(Extracts from a graphics dataset)
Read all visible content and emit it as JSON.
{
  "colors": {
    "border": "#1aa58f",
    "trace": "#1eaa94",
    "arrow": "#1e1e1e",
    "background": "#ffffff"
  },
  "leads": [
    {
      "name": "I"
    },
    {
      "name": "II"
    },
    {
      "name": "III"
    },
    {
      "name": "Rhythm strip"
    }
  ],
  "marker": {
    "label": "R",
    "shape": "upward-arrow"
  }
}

_What you are asked to do_.
In the listing above, find each line with the word "name" and copy it.

_The result_.
      "name": "I"
      "name": "II"
      "name": "III"
      "name": "Rhythm strip"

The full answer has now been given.